• [Records to use]
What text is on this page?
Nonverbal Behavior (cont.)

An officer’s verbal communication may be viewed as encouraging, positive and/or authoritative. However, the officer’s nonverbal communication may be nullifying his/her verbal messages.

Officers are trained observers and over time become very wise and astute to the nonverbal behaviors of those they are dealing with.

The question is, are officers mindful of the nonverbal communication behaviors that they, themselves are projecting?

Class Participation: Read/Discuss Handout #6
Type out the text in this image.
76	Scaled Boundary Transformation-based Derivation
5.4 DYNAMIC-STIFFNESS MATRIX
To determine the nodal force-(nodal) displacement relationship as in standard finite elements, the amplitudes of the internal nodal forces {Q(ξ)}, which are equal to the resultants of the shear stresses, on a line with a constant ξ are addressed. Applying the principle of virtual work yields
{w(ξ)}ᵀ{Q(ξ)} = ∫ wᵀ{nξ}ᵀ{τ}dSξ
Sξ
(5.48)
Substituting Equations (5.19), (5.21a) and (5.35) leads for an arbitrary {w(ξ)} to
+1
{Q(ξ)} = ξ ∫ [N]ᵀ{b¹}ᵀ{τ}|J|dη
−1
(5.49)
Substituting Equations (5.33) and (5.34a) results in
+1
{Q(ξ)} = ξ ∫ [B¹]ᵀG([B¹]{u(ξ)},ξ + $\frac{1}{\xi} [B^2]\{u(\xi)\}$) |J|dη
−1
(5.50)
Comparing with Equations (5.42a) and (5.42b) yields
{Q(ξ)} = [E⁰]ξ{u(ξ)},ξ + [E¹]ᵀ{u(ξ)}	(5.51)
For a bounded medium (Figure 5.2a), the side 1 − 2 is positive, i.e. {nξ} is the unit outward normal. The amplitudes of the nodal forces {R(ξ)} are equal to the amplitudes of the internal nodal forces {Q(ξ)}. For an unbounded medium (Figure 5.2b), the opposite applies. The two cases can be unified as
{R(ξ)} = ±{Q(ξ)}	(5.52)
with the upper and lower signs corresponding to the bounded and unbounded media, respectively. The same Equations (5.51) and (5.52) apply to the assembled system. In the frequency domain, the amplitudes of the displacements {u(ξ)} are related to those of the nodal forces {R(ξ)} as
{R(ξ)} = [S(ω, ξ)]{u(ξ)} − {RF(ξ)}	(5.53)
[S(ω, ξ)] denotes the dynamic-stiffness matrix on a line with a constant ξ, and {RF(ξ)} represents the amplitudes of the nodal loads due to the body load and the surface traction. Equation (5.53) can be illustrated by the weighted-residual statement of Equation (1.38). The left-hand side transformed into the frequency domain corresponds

• [Stated exercise] Your reply is one number: how many lines of the records above contain the word "yields".

• [Worked answer] 2